### Data rows
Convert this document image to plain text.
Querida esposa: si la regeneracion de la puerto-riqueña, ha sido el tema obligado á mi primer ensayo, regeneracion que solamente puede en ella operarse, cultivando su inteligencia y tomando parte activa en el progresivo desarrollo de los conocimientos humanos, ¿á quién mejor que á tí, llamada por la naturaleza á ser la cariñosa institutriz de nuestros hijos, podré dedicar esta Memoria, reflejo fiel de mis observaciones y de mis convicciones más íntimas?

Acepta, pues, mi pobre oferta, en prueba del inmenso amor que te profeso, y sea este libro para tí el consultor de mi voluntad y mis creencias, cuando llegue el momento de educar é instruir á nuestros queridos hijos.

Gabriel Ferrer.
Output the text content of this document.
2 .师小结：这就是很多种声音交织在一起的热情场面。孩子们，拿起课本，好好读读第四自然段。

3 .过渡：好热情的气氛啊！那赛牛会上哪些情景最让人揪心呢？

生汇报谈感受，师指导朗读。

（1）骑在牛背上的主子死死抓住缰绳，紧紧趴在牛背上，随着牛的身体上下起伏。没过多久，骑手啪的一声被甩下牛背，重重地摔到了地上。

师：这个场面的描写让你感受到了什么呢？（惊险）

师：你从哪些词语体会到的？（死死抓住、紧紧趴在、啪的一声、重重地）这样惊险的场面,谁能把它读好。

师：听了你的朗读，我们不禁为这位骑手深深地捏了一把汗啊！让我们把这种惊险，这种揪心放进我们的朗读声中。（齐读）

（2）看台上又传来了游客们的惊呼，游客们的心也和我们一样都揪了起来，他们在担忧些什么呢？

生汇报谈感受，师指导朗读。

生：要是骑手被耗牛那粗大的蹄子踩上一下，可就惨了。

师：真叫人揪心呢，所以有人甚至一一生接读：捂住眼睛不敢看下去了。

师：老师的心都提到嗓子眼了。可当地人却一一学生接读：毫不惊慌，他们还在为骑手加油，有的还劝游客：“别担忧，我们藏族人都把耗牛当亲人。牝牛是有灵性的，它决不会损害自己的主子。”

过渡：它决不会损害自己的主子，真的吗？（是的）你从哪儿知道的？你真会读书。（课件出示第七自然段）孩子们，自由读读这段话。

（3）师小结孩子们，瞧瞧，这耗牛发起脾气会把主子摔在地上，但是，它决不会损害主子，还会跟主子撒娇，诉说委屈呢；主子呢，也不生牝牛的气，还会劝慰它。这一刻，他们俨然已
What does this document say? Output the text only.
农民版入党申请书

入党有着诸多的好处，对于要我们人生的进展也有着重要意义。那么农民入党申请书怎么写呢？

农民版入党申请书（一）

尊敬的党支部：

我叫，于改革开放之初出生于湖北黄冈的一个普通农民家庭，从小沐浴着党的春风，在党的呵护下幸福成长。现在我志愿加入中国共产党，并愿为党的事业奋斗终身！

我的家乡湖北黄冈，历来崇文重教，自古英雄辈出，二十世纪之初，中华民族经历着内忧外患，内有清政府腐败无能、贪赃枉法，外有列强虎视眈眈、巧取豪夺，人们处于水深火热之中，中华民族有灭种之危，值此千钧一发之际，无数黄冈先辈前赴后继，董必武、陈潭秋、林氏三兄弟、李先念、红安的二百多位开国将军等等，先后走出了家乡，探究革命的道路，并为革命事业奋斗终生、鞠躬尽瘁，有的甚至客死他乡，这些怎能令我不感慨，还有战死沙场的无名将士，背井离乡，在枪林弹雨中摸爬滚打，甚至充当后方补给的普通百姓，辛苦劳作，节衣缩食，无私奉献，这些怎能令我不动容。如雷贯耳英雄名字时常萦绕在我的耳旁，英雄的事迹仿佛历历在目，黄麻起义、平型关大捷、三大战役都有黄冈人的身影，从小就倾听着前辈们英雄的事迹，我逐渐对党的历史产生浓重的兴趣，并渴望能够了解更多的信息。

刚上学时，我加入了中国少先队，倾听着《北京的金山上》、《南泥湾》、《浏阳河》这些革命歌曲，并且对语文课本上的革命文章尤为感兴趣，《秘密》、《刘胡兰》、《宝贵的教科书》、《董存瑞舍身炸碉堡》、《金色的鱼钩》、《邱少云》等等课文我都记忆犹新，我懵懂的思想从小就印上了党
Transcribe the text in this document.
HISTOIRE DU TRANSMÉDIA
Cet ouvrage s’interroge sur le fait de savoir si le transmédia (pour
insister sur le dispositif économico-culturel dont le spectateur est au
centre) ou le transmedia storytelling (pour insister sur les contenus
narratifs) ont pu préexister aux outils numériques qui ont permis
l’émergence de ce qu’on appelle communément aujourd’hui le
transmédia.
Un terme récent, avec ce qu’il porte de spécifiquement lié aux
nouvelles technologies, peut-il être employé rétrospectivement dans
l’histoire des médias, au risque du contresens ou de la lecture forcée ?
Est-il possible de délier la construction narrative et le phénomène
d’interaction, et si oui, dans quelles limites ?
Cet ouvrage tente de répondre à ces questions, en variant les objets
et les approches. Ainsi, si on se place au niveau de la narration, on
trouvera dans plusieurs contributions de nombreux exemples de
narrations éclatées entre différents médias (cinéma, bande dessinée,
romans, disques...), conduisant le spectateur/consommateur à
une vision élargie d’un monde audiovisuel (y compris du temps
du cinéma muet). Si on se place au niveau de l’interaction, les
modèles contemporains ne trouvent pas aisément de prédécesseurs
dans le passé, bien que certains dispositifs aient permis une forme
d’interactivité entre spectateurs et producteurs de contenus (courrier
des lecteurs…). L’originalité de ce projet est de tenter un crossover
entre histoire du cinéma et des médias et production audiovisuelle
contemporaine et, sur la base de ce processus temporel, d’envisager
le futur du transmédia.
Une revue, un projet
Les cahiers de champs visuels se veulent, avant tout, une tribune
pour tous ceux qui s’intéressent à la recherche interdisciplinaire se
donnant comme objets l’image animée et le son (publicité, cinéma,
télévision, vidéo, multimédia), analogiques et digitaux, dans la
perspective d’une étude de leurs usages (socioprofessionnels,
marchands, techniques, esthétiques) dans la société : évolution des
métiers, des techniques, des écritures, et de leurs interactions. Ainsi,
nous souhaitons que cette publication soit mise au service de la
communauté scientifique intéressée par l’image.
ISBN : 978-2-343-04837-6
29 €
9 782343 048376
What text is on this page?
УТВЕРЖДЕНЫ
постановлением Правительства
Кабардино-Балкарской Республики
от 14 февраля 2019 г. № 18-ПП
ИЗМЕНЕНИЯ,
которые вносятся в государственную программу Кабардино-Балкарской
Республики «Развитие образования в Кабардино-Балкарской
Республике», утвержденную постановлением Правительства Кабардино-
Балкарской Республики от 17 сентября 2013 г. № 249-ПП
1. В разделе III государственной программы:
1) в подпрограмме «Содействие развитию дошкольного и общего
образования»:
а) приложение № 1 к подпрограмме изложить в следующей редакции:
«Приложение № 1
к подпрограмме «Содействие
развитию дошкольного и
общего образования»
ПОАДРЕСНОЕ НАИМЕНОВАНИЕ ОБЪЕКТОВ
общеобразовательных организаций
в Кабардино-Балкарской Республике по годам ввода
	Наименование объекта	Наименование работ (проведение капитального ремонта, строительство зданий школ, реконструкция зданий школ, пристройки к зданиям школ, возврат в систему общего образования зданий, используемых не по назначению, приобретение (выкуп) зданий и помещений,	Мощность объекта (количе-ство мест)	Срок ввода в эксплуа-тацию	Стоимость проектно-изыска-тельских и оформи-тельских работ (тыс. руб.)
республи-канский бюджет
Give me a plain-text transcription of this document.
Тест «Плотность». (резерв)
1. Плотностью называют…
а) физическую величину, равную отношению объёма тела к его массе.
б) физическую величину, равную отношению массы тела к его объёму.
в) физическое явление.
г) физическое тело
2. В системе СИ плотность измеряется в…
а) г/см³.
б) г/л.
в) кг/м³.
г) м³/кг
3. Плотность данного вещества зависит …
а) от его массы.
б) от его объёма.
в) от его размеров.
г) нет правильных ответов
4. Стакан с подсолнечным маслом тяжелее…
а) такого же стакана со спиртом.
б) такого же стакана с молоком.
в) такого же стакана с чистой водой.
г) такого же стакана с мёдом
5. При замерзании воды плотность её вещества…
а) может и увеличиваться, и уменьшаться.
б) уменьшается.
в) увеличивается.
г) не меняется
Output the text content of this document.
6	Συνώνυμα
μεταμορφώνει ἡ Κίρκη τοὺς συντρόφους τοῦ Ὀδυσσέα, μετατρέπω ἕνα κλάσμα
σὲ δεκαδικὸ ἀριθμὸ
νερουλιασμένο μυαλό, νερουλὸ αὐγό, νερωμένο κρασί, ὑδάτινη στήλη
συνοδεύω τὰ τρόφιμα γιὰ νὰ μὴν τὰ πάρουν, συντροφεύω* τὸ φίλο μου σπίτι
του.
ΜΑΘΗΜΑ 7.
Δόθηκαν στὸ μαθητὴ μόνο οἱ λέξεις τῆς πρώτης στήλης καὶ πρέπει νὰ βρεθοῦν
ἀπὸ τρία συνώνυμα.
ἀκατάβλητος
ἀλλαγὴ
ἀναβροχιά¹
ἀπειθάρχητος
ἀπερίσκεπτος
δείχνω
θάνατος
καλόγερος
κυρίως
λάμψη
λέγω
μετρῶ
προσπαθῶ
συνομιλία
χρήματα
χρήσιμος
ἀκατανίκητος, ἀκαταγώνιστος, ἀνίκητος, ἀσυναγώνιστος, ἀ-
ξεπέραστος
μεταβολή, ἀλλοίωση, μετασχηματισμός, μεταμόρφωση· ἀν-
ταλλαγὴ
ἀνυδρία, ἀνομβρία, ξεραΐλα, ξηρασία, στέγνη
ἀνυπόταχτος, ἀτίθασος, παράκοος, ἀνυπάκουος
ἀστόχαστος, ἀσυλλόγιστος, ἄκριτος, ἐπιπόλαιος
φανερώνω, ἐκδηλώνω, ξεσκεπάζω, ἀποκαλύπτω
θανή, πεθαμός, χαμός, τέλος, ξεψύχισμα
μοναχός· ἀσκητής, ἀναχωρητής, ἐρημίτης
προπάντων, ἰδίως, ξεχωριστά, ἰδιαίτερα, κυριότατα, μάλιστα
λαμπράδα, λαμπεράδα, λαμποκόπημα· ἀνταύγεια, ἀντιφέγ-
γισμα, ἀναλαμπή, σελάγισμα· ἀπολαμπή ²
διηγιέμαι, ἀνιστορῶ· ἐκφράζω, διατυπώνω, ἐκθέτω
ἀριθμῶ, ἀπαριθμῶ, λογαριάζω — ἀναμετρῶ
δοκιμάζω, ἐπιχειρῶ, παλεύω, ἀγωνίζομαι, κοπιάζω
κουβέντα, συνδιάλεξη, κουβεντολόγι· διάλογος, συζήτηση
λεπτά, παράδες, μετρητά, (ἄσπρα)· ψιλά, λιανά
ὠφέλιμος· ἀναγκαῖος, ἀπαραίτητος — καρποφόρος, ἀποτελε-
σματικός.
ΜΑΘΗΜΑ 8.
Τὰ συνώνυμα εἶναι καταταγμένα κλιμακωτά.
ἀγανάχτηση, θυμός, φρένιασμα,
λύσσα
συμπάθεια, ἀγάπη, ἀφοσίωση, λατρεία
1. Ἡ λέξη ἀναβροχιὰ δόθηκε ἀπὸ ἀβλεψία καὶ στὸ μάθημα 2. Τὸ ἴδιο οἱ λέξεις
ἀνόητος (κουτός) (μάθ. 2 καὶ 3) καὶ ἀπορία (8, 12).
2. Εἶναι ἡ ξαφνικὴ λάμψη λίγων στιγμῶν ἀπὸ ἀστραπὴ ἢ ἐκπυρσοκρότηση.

### What to produce
Pull out all lines from the listing that contain the string "Республике".

### Output for this task
Республике», утвержденную постановлением Правительства Кабардино-
в Кабардино-Балкарской Республике по годам ввода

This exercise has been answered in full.